* [DIRECTIONS FOR THIS TASK] Filter the entries below, keeping every line that has the word "lettuce".

-- begin EXERCISE MATERIAL --

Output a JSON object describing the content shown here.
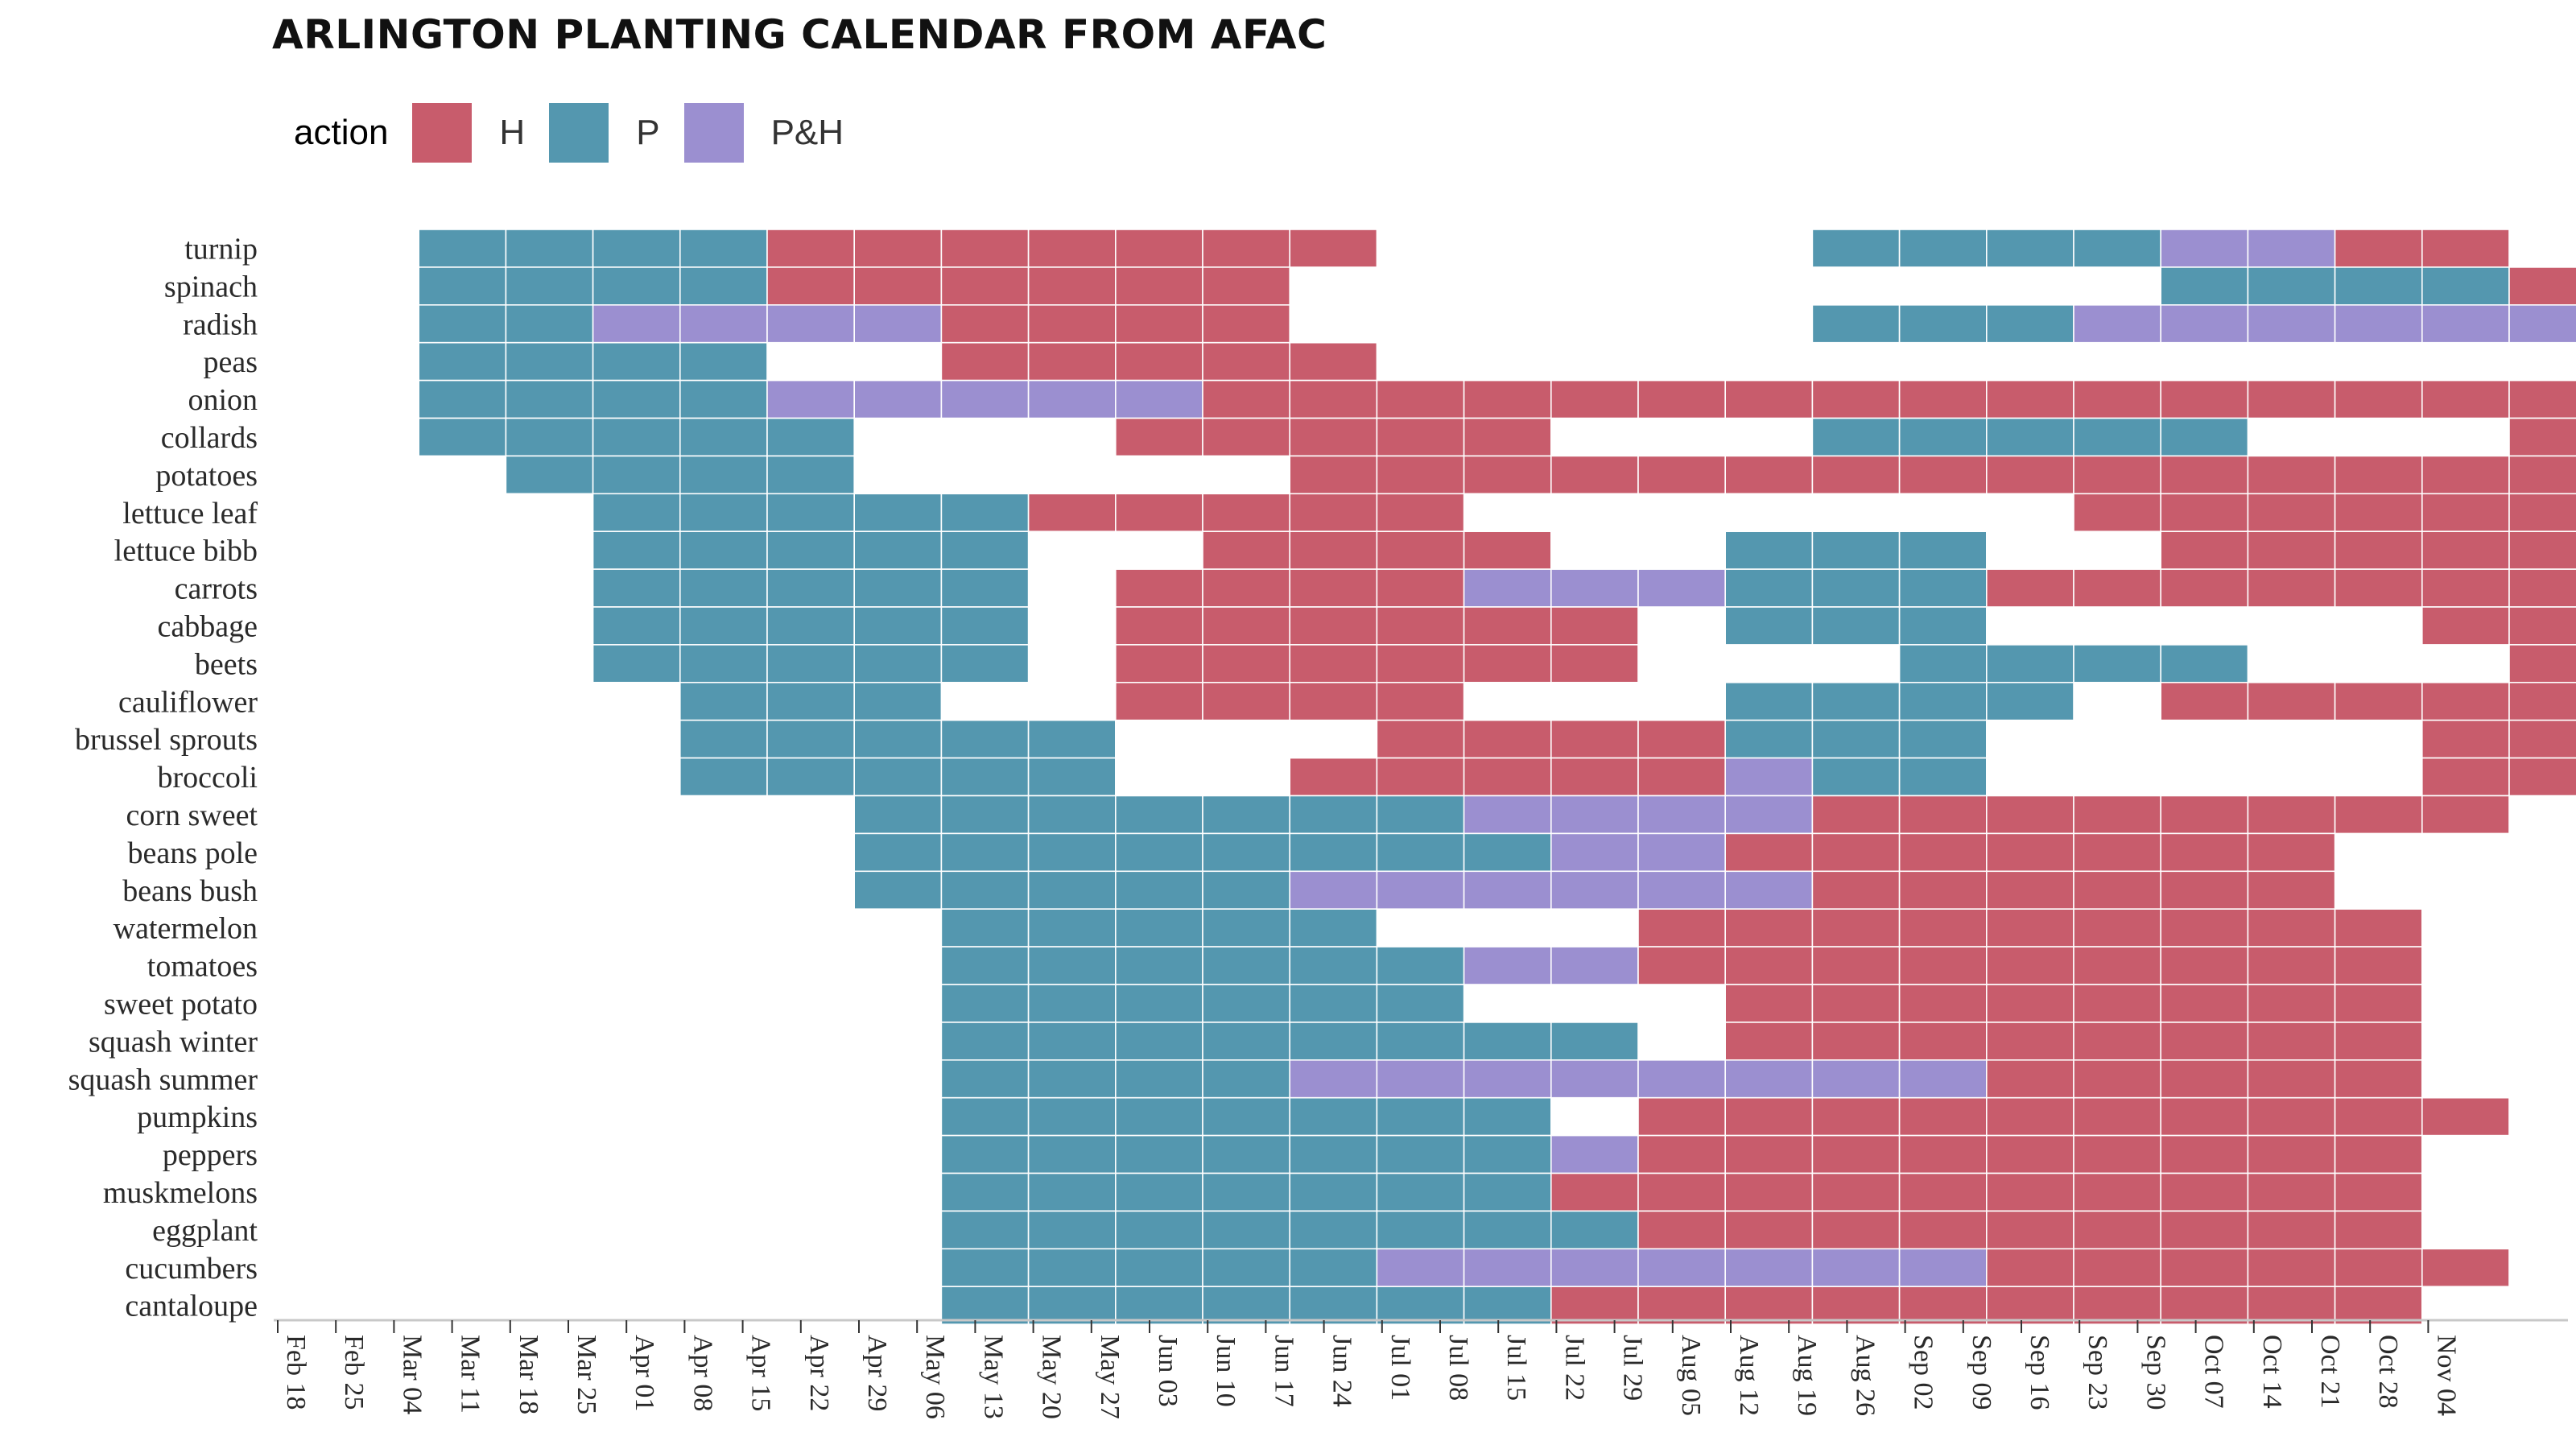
{
  "chart_data": {
    "type": "heatmap",
    "title": "ARLINGTON PLANTING CALENDAR FROM AFAC",
    "legend": {
      "title": "action",
      "items": [
        {
          "label": "H",
          "color": "#c85c6c"
        },
        {
          "label": "P",
          "color": "#5497af"
        },
        {
          "label": "P&H",
          "color": "#9b8fd0"
        }
      ]
    },
    "x_ticks": [
      "Feb 18",
      "Feb 25",
      "Mar 04",
      "Mar 11",
      "Mar 18",
      "Mar 25",
      "Apr 01",
      "Apr 08",
      "Apr 15",
      "Apr 22",
      "Apr 29",
      "May 06",
      "May 13",
      "May 20",
      "May 27",
      "Jun 03",
      "Jun 10",
      "Jun 17",
      "Jun 24",
      "Jul 01",
      "Jul 08",
      "Jul 15",
      "Jul 22",
      "Jul 29",
      "Aug 05",
      "Aug 12",
      "Aug 19",
      "Aug 26",
      "Sep 02",
      "Sep 09",
      "Sep 16",
      "Sep 23",
      "Sep 30",
      "Oct 07",
      "Oct 14",
      "Oct 21",
      "Oct 28",
      "Nov 04"
    ],
    "rows": [
      {
        "crop": "turnip",
        "spans": [
          [
            "P",
            1,
            5
          ],
          [
            "H",
            5,
            12
          ],
          [
            "P",
            17,
            21
          ],
          [
            "P&H",
            21,
            23
          ],
          [
            "H",
            23,
            25
          ]
        ]
      },
      {
        "crop": "spinach",
        "spans": [
          [
            "P",
            1,
            5
          ],
          [
            "H",
            5,
            11
          ],
          [
            "P",
            21,
            25
          ],
          [
            "H",
            25,
            26
          ]
        ]
      },
      {
        "crop": "radish",
        "spans": [
          [
            "P",
            1,
            3
          ],
          [
            "P&H",
            3,
            7
          ],
          [
            "H",
            7,
            11
          ],
          [
            "P",
            17,
            20
          ],
          [
            "P&H",
            20,
            27
          ]
        ]
      },
      {
        "crop": "peas",
        "spans": [
          [
            "P",
            1,
            5
          ],
          [
            "H",
            7,
            12
          ]
        ]
      },
      {
        "crop": "onion",
        "spans": [
          [
            "P",
            1,
            5
          ],
          [
            "P&H",
            5,
            10
          ],
          [
            "H",
            10,
            27
          ]
        ]
      },
      {
        "crop": "collards",
        "spans": [
          [
            "P",
            1,
            6
          ],
          [
            "H",
            9,
            14
          ],
          [
            "P",
            17,
            22
          ],
          [
            "H",
            25,
            27
          ]
        ]
      },
      {
        "crop": "potatoes",
        "spans": [
          [
            "P",
            2,
            6
          ],
          [
            "H",
            11,
            26
          ]
        ]
      },
      {
        "crop": "lettuce leaf",
        "spans": [
          [
            "P",
            3,
            8
          ],
          [
            "H",
            8,
            13
          ],
          [
            "H",
            20,
            27
          ]
        ]
      },
      {
        "crop": "lettuce bibb",
        "spans": [
          [
            "P",
            3,
            8
          ],
          [
            "H",
            10,
            14
          ],
          [
            "P",
            16,
            19
          ],
          [
            "H",
            21,
            27
          ]
        ]
      },
      {
        "crop": "carrots",
        "spans": [
          [
            "P",
            3,
            8
          ],
          [
            "H",
            9,
            13
          ],
          [
            "P&H",
            13,
            16
          ],
          [
            "P",
            16,
            19
          ],
          [
            "H",
            19,
            27
          ]
        ]
      },
      {
        "crop": "cabbage",
        "spans": [
          [
            "P",
            3,
            8
          ],
          [
            "H",
            9,
            15
          ],
          [
            "P",
            16,
            19
          ],
          [
            "H",
            24,
            27
          ]
        ]
      },
      {
        "crop": "beets",
        "spans": [
          [
            "P",
            3,
            8
          ],
          [
            "H",
            9,
            15
          ],
          [
            "P",
            18,
            22
          ],
          [
            "H",
            25,
            27
          ]
        ]
      },
      {
        "crop": "cauliflower",
        "spans": [
          [
            "P",
            4,
            7
          ],
          [
            "H",
            9,
            13
          ],
          [
            "P",
            16,
            20
          ],
          [
            "H",
            21,
            27
          ]
        ]
      },
      {
        "crop": "brussel sprouts",
        "spans": [
          [
            "P",
            4,
            9
          ],
          [
            "H",
            12,
            16
          ],
          [
            "P",
            16,
            19
          ],
          [
            "H",
            24,
            27
          ]
        ]
      },
      {
        "crop": "broccoli",
        "spans": [
          [
            "P",
            4,
            9
          ],
          [
            "H",
            11,
            16
          ],
          [
            "P&H",
            16,
            17
          ],
          [
            "P",
            17,
            19
          ],
          [
            "H",
            24,
            27
          ]
        ]
      },
      {
        "crop": "corn sweet",
        "spans": [
          [
            "P",
            6,
            13
          ],
          [
            "P&H",
            13,
            17
          ],
          [
            "H",
            17,
            25
          ]
        ]
      },
      {
        "crop": "beans pole",
        "spans": [
          [
            "P",
            6,
            14
          ],
          [
            "P&H",
            14,
            16
          ],
          [
            "H",
            16,
            23
          ]
        ]
      },
      {
        "crop": "beans bush",
        "spans": [
          [
            "P",
            6,
            11
          ],
          [
            "P&H",
            11,
            17
          ],
          [
            "H",
            17,
            23
          ]
        ]
      },
      {
        "crop": "watermelon",
        "spans": [
          [
            "P",
            7,
            12
          ],
          [
            "H",
            15,
            24
          ]
        ]
      },
      {
        "crop": "tomatoes",
        "spans": [
          [
            "P",
            7,
            13
          ],
          [
            "P&H",
            13,
            15
          ],
          [
            "H",
            15,
            24
          ]
        ]
      },
      {
        "crop": "sweet potato",
        "spans": [
          [
            "P",
            7,
            13
          ],
          [
            "H",
            16,
            24
          ]
        ]
      },
      {
        "crop": "squash winter",
        "spans": [
          [
            "P",
            7,
            15
          ],
          [
            "H",
            16,
            24
          ]
        ]
      },
      {
        "crop": "squash summer",
        "spans": [
          [
            "P",
            7,
            11
          ],
          [
            "P&H",
            11,
            19
          ],
          [
            "H",
            19,
            24
          ]
        ]
      },
      {
        "crop": "pumpkins",
        "spans": [
          [
            "P",
            7,
            14
          ],
          [
            "H",
            15,
            25
          ]
        ]
      },
      {
        "crop": "peppers",
        "spans": [
          [
            "P",
            7,
            14
          ],
          [
            "P&H",
            14,
            15
          ],
          [
            "H",
            15,
            24
          ]
        ]
      },
      {
        "crop": "muskmelons",
        "spans": [
          [
            "P",
            7,
            14
          ],
          [
            "H",
            14,
            24
          ]
        ]
      },
      {
        "crop": "eggplant",
        "spans": [
          [
            "P",
            7,
            15
          ],
          [
            "H",
            15,
            24
          ]
        ]
      },
      {
        "crop": "cucumbers",
        "spans": [
          [
            "P",
            7,
            12
          ],
          [
            "P&H",
            12,
            19
          ],
          [
            "H",
            19,
            25
          ]
        ]
      },
      {
        "crop": "cantaloupe",
        "spans": [
          [
            "P",
            7,
            14
          ],
          [
            "H",
            14,
            24
          ]
        ]
      }
    ]
  }
}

-- end EXERCISE MATERIAL --

* [RESULT]
        "crop": "lettuce leaf",
        "crop": "lettuce bibb",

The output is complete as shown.